(Excerpt from a dataset)

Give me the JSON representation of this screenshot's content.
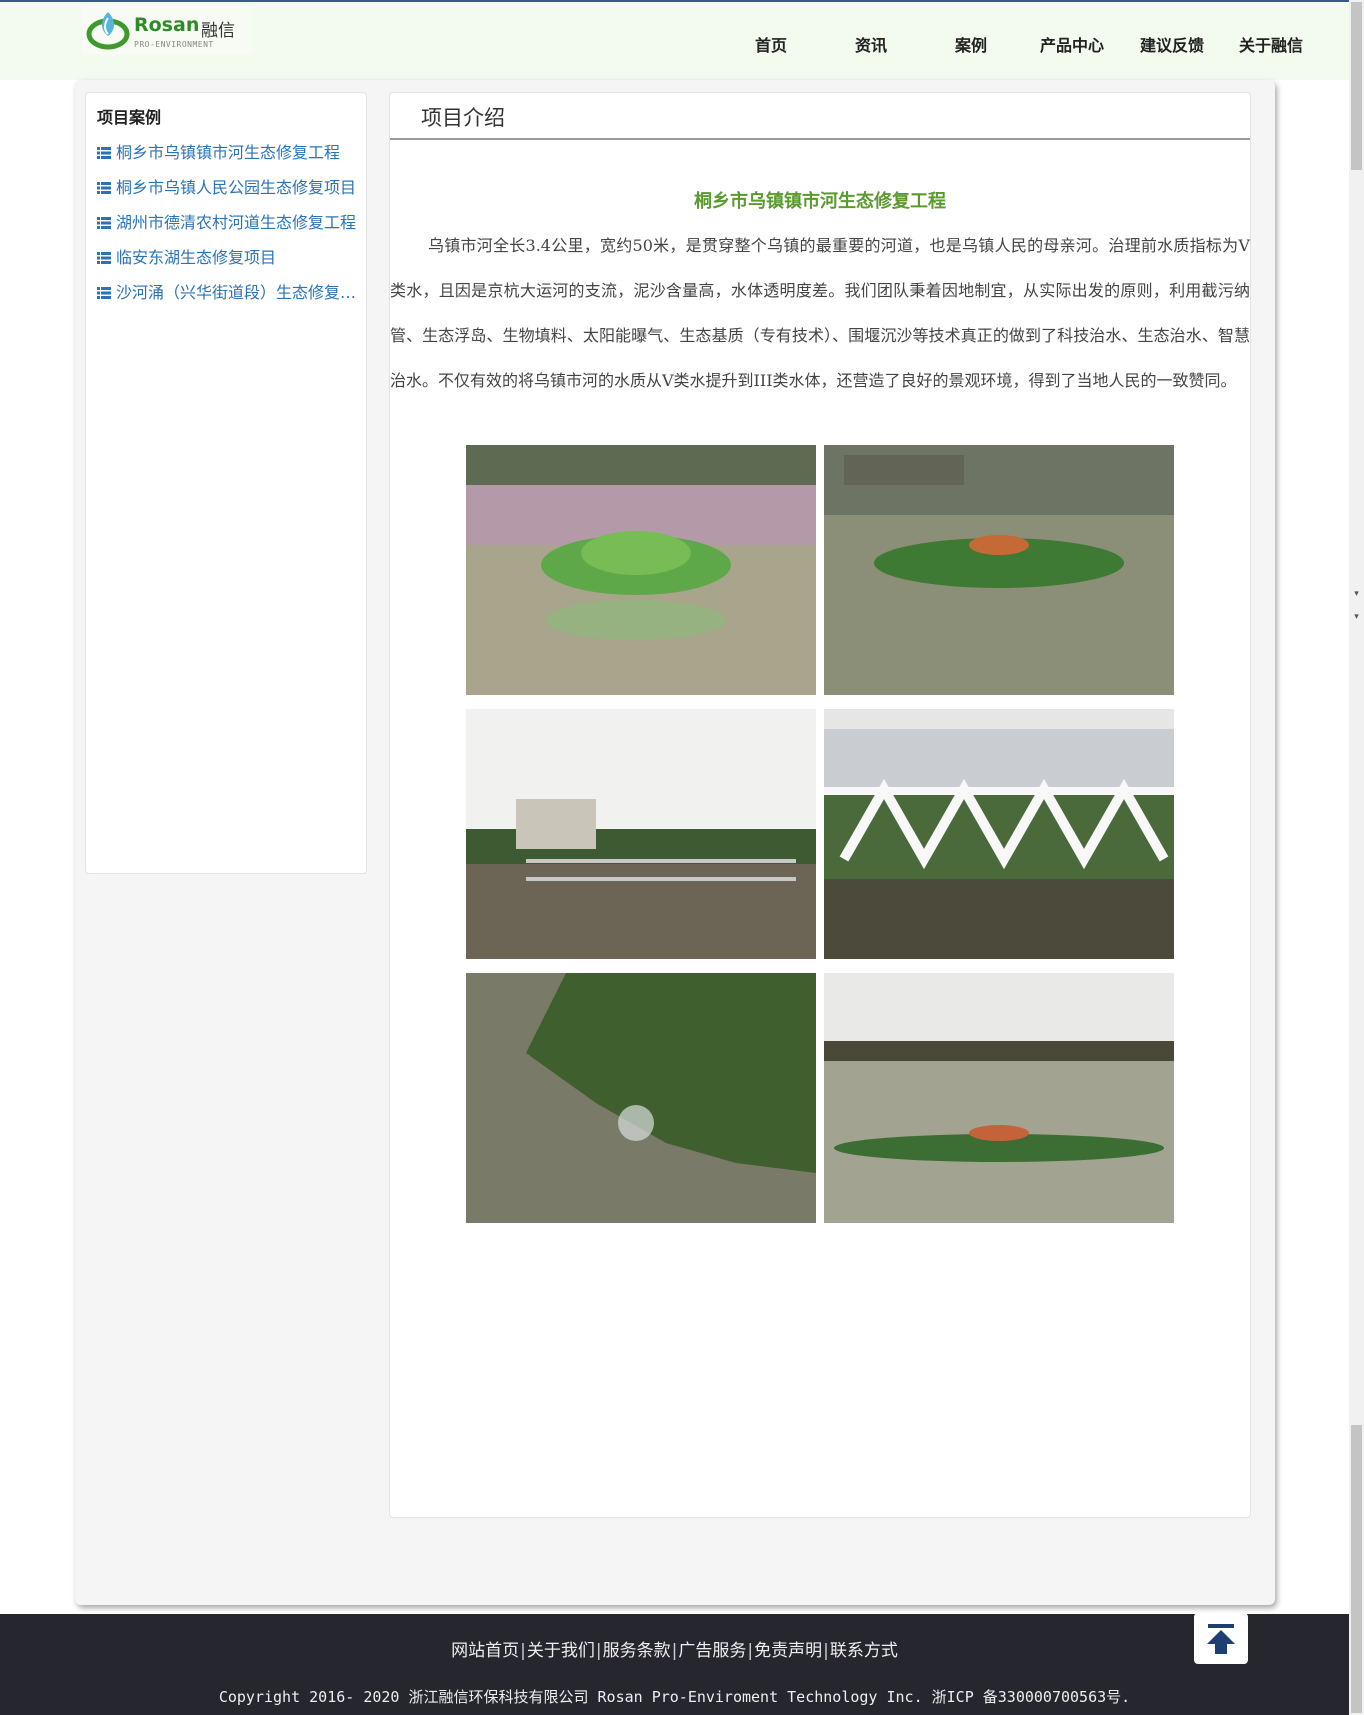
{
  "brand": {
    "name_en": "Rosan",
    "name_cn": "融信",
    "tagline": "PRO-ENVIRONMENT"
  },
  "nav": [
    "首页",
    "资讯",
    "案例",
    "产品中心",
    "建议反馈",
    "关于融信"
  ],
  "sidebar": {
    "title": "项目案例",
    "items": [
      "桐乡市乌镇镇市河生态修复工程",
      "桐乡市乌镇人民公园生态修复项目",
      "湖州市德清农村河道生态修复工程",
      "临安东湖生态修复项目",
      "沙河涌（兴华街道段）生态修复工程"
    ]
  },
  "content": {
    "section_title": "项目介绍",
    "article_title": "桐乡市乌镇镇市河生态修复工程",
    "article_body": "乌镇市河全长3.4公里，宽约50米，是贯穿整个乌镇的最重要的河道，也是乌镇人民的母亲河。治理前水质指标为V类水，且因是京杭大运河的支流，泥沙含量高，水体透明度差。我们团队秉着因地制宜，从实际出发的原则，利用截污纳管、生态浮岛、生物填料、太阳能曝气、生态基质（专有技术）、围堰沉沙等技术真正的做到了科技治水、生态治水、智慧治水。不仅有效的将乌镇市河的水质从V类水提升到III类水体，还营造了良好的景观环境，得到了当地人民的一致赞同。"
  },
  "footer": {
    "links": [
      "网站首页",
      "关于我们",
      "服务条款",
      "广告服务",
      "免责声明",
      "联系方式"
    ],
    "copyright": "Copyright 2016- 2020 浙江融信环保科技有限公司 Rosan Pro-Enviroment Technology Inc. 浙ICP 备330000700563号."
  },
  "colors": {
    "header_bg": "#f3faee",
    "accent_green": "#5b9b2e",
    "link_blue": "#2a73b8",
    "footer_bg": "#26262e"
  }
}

...

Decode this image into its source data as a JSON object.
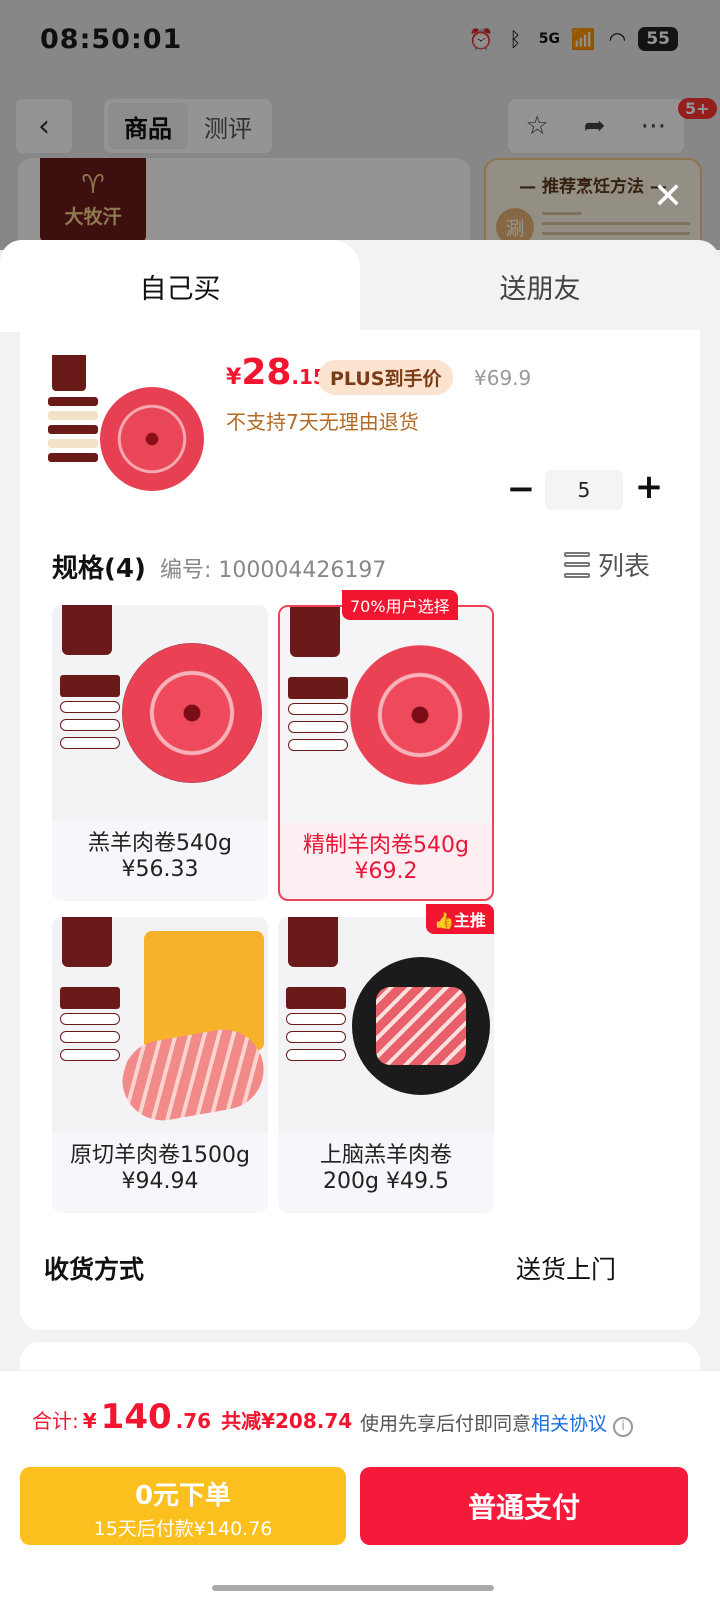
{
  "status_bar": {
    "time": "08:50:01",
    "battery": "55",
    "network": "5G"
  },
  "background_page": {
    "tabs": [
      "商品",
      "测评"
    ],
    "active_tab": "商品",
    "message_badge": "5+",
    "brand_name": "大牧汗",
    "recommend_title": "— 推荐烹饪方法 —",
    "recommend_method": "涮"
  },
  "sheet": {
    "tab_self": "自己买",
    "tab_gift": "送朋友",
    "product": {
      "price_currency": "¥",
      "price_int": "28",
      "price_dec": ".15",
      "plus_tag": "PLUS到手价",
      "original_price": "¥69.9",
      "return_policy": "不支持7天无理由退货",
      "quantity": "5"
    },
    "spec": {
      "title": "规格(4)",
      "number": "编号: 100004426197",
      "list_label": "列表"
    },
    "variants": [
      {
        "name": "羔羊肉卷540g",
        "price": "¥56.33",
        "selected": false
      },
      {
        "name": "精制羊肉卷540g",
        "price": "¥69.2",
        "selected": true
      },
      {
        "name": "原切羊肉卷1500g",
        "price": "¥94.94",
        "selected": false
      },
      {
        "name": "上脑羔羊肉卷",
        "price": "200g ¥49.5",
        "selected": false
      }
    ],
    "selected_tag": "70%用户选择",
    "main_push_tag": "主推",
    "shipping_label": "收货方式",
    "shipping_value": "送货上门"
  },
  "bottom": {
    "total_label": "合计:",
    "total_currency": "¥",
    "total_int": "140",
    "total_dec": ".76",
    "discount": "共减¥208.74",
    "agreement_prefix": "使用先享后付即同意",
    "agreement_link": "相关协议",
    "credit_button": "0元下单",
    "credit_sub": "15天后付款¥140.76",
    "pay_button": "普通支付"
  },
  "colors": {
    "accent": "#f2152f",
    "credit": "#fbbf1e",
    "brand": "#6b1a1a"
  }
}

...

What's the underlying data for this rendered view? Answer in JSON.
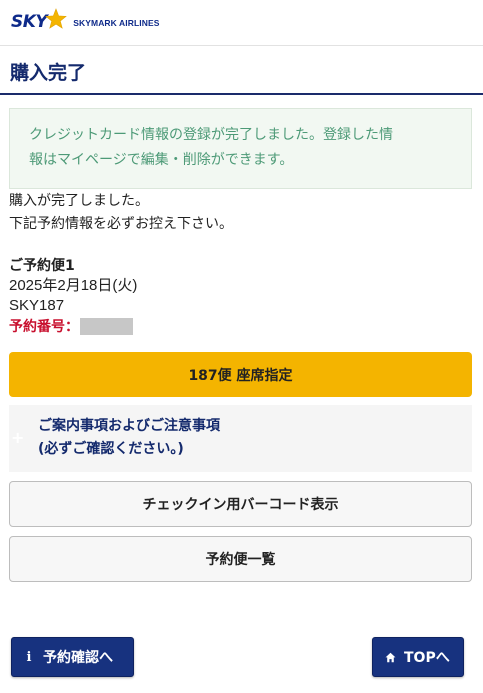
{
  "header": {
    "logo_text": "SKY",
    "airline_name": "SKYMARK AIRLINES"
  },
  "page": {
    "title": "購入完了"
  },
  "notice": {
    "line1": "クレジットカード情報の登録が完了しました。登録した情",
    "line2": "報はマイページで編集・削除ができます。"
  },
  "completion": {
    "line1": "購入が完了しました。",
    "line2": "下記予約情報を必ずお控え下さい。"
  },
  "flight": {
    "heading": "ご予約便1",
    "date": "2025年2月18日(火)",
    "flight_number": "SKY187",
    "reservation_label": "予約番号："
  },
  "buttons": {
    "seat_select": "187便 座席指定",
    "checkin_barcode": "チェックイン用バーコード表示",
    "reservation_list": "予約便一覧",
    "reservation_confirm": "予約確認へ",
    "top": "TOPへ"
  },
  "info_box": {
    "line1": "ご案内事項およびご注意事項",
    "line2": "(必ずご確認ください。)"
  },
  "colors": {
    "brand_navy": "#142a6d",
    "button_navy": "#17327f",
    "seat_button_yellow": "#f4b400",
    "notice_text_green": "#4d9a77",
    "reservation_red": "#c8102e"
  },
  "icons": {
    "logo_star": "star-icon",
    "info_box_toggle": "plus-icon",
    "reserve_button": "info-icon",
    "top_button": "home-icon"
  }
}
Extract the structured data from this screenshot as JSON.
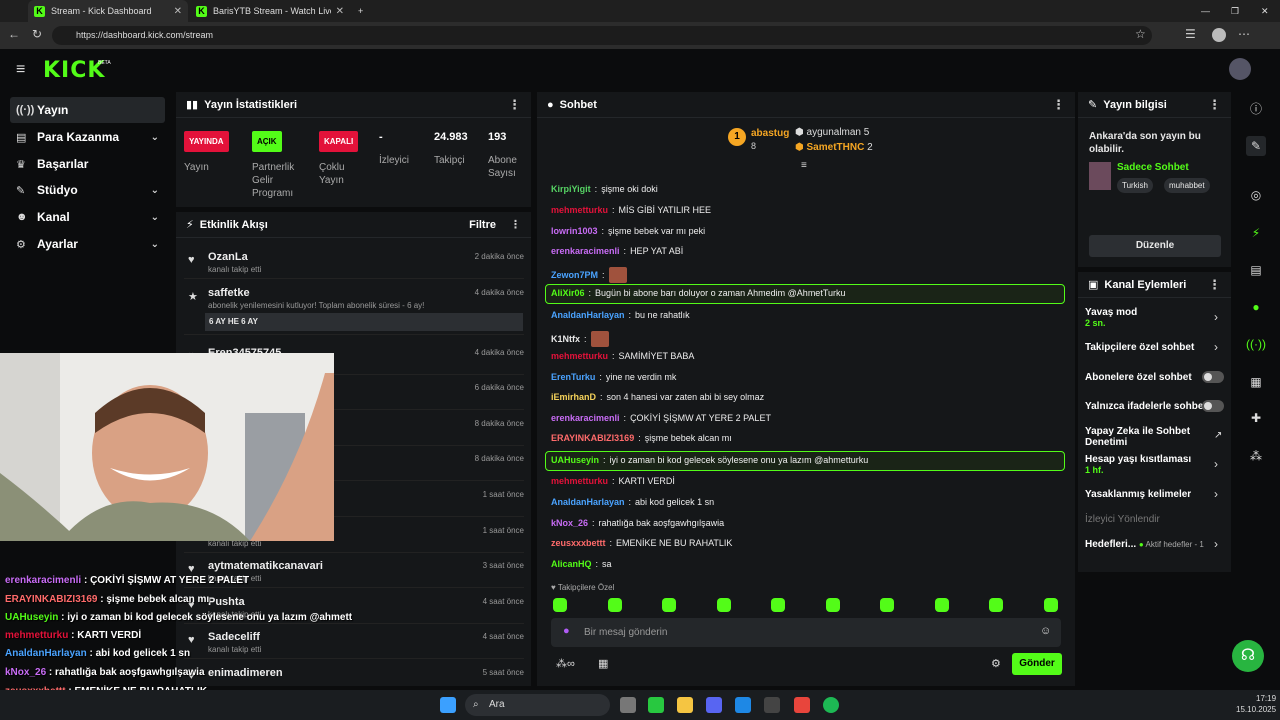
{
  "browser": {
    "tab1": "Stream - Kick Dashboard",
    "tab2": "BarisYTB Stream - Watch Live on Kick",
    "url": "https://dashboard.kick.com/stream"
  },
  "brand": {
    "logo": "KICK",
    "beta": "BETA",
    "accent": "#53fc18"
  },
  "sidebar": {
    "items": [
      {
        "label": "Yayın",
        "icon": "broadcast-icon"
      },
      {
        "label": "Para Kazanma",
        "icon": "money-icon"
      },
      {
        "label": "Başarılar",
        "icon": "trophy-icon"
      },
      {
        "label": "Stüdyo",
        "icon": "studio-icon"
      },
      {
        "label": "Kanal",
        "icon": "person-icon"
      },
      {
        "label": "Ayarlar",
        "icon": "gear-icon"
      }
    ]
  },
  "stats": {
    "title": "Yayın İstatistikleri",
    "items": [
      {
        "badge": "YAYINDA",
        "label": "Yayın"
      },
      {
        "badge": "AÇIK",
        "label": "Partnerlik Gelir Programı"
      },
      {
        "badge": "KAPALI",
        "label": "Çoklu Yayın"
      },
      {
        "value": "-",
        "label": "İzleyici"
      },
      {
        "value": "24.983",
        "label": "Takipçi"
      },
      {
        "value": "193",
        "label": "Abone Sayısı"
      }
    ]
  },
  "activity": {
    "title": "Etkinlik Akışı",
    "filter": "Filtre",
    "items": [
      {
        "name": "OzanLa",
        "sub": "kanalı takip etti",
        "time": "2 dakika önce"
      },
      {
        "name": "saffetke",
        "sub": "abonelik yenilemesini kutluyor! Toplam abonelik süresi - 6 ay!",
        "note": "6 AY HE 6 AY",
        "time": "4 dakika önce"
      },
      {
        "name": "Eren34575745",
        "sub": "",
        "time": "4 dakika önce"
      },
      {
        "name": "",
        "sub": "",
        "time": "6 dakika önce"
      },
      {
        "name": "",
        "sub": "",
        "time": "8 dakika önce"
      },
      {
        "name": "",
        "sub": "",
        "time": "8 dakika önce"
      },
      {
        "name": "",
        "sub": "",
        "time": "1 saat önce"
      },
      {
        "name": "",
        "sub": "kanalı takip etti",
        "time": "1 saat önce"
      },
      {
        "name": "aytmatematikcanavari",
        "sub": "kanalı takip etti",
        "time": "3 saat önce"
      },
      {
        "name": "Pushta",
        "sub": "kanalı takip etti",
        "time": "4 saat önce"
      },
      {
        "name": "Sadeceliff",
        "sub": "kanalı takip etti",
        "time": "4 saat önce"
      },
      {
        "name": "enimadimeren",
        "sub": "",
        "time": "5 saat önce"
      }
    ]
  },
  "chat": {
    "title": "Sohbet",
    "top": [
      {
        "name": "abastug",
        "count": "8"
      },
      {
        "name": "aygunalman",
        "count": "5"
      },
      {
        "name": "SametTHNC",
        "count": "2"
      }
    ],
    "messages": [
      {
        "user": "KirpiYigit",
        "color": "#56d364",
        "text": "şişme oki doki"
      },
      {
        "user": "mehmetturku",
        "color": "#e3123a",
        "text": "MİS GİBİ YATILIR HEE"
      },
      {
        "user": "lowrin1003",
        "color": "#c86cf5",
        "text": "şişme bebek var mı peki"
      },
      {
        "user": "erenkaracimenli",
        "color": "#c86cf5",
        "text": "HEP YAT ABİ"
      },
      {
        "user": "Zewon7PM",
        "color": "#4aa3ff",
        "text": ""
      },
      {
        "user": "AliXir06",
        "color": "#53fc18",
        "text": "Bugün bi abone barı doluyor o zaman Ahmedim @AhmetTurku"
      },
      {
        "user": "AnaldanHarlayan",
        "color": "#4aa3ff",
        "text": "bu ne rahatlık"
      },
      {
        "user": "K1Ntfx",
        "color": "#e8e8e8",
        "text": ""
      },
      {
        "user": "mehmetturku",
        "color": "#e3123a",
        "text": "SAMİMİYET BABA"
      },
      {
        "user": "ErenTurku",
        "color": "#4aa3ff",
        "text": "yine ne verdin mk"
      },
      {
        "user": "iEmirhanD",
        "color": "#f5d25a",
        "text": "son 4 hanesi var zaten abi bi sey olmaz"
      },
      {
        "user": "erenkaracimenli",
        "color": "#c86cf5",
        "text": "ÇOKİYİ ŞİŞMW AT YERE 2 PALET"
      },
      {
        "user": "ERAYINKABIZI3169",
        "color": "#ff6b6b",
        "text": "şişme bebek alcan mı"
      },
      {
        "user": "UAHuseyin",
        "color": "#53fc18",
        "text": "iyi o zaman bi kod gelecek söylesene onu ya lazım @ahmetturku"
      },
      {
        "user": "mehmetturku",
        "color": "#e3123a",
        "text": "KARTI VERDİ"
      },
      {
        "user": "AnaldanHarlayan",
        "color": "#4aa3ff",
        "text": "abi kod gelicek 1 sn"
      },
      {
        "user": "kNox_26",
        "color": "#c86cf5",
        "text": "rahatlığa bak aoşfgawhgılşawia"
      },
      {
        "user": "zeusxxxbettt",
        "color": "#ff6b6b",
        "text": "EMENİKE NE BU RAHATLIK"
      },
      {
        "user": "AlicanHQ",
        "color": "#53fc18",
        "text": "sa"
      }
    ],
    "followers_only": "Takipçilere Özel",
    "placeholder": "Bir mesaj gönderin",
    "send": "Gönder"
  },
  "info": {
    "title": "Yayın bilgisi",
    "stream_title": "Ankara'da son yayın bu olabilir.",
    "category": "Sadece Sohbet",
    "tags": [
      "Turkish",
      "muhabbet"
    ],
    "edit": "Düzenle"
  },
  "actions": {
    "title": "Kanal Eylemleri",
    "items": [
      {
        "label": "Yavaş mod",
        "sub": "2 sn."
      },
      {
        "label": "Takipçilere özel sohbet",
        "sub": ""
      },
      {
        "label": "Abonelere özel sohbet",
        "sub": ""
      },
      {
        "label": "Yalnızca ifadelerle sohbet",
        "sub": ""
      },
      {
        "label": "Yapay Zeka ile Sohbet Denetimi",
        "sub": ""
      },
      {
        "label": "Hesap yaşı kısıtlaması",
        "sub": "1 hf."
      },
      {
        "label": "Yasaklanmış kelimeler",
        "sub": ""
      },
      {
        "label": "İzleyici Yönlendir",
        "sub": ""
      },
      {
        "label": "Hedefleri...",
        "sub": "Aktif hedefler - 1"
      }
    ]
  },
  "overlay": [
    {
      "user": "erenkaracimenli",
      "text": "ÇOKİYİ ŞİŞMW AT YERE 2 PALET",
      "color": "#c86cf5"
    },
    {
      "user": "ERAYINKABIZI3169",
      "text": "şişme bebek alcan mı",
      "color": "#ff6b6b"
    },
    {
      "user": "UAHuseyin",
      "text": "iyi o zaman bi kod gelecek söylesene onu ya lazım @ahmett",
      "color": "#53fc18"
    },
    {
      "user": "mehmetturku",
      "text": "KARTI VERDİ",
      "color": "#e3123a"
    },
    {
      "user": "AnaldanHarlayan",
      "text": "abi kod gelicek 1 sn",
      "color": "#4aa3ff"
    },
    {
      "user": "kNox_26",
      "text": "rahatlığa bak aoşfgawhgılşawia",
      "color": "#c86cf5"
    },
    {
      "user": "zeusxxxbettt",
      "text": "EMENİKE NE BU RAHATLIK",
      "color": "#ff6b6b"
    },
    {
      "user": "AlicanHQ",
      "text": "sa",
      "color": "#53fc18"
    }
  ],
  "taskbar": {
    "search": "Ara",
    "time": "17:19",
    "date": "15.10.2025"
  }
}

=== Directions ===
Identify the lines in the entries above that contain "zeusxxxbettt", then copy them out.

=== Output of the task ===
        "user": "zeusxxxbettt",
      "user": "zeusxxxbettt",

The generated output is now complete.